Restoring Right Order: The Six Golden Rules of St. Hildegard

Restoring Right Order: The Six Golden Rules of St. Hildegard

Hildegard's Way

Conversion as Harmony

Saint Hildegard’s Six Golden Rules for Lent 2026


Blessings, dear friend —

The Mother Church leads us into forty days of prayer, fasting, and interior renewal. Lent is not about willpower or self-reinvention. It is about something far deeper: realignment.

Lent is the season when we ask, quietly and honestly:

  • Where has my life drifted out of order?
  • Where has excess dulled joy?
  • Where has rhythm given way to hurry?

Saint Hildegard of Bingen never separates conversion from harmony. For her, repentance is not harsh self-punishment. It is the restoration of right order in mind, body, soul, and daily life.

If Lent calls us to turn toward Christ, it also calls us to restore balance.
........
### CHALLENGE
Reproduce the Lent piece on Saint Hildegard's Six Golden Rules in full, word for word.

Spatial annotation records
........
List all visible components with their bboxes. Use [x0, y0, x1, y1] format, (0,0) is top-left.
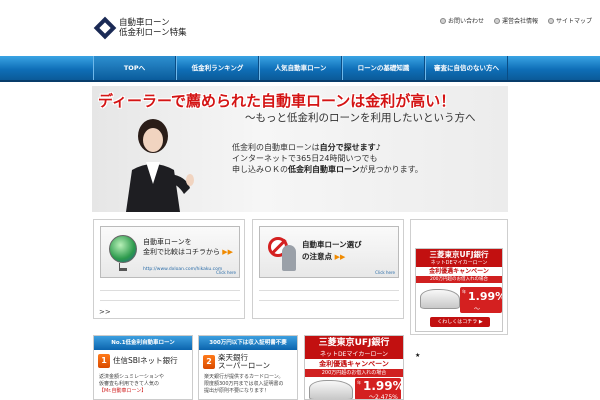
logo-text: 自動車ローン 低金利ローン特集	[119, 18, 187, 38]
utility-links: お問い合わせ 運営会社情報 サイトマップ	[439, 16, 592, 25]
global-nav: TOPへ 低金利ランキング 人気自動車ローン ローンの基礎知識 審査に自信のない…	[0, 56, 600, 82]
click-here-label: Click here	[216, 270, 236, 275]
rate-big: 1.99%	[363, 379, 404, 393]
compare-line2: 金利で比較はコチラから	[143, 248, 220, 256]
arrow-icon: ▶▶	[222, 248, 234, 256]
bank-product: ネットDEマイカーローン	[305, 350, 403, 359]
hero-title: ディーラーで薦められた自動車ローンは金利が高い！	[98, 92, 456, 110]
campaign-b: キャンペーン	[453, 268, 489, 275]
logo-diamond-icon	[93, 16, 117, 40]
promo-bank-name: 住信SBIネット銀行	[113, 356, 178, 365]
promo-rakuten[interactable]: 300万円以下は収入証明書不要 2 楽天銀行 スーパーローン 楽天銀行が提供する…	[198, 335, 298, 400]
bank-ad-large[interactable]: 三菱東京UFJ銀行 ネットDEマイカーローン 金利優遇キャンペーン 200万円超…	[304, 335, 404, 400]
rate-big: 1.99%	[468, 290, 503, 303]
star-icon: ★	[415, 352, 421, 359]
site-logo[interactable]: 自動車ローン 低金利ローン特集	[93, 16, 187, 40]
promo-header: No.1低金利自動車ローン	[94, 336, 192, 350]
promo-description: 楽天銀行が提供するカードローン。 限度額300万円までは収入証明書の 提出が原則…	[204, 374, 284, 394]
promo-bank-name: 楽天銀行 スーパーローン	[218, 353, 271, 370]
bank-name: 三菱東京UFJ銀行	[305, 336, 403, 350]
promo-header: 300万円以下は収入証明書不要	[199, 336, 297, 350]
nav-item-popular[interactable]: 人気自動車ローン	[259, 56, 342, 80]
nav-item-basics[interactable]: ローンの基礎知識	[342, 56, 425, 80]
person-icon	[282, 245, 296, 271]
hero-emphasis-2: 低金利自動車ローン	[288, 165, 360, 174]
logo-line2: 低金利ローン特集	[119, 28, 187, 38]
contact-link[interactable]: お問い合わせ	[439, 16, 484, 25]
car-icon	[420, 289, 460, 309]
company-info-link[interactable]: 運営会社情報	[493, 16, 538, 25]
hero-banner: ディーラーで薦められた自動車ローンは金利が高い！ ～もっと低金利のローンを利用し…	[92, 86, 508, 212]
bank-band: 200万円超のお借入れの場合	[305, 369, 403, 377]
sitemap-link[interactable]: サイトマップ	[547, 16, 592, 25]
bank-name: 三菱東京UFJ銀行	[416, 249, 502, 260]
site-header: 自動車ローン 低金利ローン特集 お問い合わせ 運営会社情報 サイトマップ	[0, 0, 600, 56]
compare-banner[interactable]: 自動車ローンを 金利で比較はコチラから ▶▶ http://www.dxloan…	[100, 226, 240, 278]
car-icon	[309, 380, 353, 399]
compare-panel: 自動車ローンを 金利で比較はコチラから ▶▶ http://www.dxloan…	[93, 219, 245, 319]
hero-emphasis-1: 自分で探せます♪	[319, 143, 381, 152]
hero-text: 低金利の自動車ローンは自分で探せます♪ インターネットで365日24時間いつでも…	[232, 143, 423, 174]
hero-subtitle: ～もっと低金利のローンを利用したいという方へ	[245, 112, 476, 124]
more-link[interactable]: >>	[99, 308, 111, 316]
nav-item-top[interactable]: TOPへ	[93, 56, 176, 80]
arrow-icon: ▶▶	[334, 253, 346, 261]
compare-url: http://www.dxloan.com/hikaku.com	[143, 267, 223, 272]
rank-badge: 2	[203, 355, 215, 369]
caution-banner[interactable]: 自動車ローン選び の注意点 ▶▶ Click here	[259, 226, 399, 278]
rank-badge: 1	[98, 354, 110, 368]
rate-badge: 年 1.99% ～2.475%	[355, 378, 404, 400]
bank-ad-banner[interactable]: 三菱東京UFJ銀行 ネットDEマイカーローン 金利優遇キャンペーン 200万円超…	[415, 248, 503, 332]
globe-icon	[109, 235, 137, 263]
promo-description: 返済金額シュミレーションや 仮審査も利用できて人気の 【Mr.自動車ローン】	[99, 374, 164, 394]
bank-product: ネットDEマイカーローン	[416, 260, 502, 267]
businesswoman-image	[126, 119, 194, 212]
click-here-label: Click here	[375, 270, 395, 275]
compare-line1: 自動車ローンを	[143, 238, 192, 246]
sidebar: 三菱東京UFJ銀行 ネットDEマイカーローン 金利優遇キャンペーン 200万円超…	[410, 219, 508, 335]
details-button[interactable]: くわしくはコチラ ▶	[430, 317, 490, 327]
caution-panel: 自動車ローン選び の注意点 ▶▶ Click here	[252, 219, 404, 319]
nav-item-screening[interactable]: 審査に自信のない方へ	[425, 56, 508, 80]
nav-item-ranking[interactable]: 低金利ランキング	[176, 56, 259, 80]
caution-line2: の注意点	[302, 252, 332, 261]
bullet-icon	[439, 17, 446, 24]
bank-band: 200万円超のお借入れの場合	[416, 276, 502, 283]
caution-line1: 自動車ローン選び	[302, 240, 362, 249]
promo-sbi[interactable]: No.1低金利自動車ローン 1 住信SBIネット銀行 返済金額シュミレーションや…	[93, 335, 193, 400]
logo-line1: 自動車ローン	[119, 18, 170, 28]
bullet-icon	[493, 17, 500, 24]
campaign-a: 金利優遇	[429, 268, 454, 275]
rate-badge: 年 1.99% ～2.475%	[460, 287, 503, 320]
rate-small: ～2.475%	[369, 394, 398, 400]
bullet-icon	[547, 17, 554, 24]
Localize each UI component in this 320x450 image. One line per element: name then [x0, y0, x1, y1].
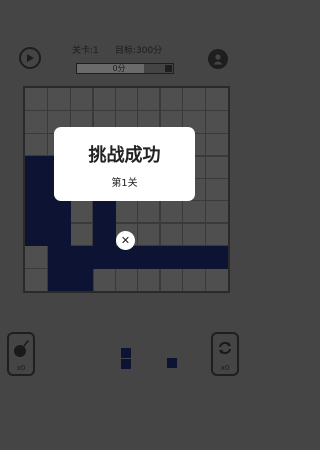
........
### WRITTEN SOLUTION
Restoring Right Order: The Six Golden Rules of St. Hildegard

Restoring Right Order: The Six Golden Rules of St. Hildegard

Hildegard's Way

Conversion as Harmony

Saint Hildegard’s Six Golden Rules for Lent 2026


Blessings, dear friend —

The Mother Church leads us into forty days of prayer, fasting, and interior renewal. Lent is not about willpower or self-reinvention. It is about something far deeper: realignment.

Lent is the season when we ask, quietly and honestly:

  • Where has my life drifted out of order?
  • Where has excess dulled joy?
  • Where has rhythm given way to hurry?

Saint Hildegard of Bingen never separates conversion from harmony. For her, repentance is not harsh self-punishment. It is the restoration of right order in mind, body, soul, and daily life.

If Lent calls us to turn toward Christ, it also calls us to restore balance.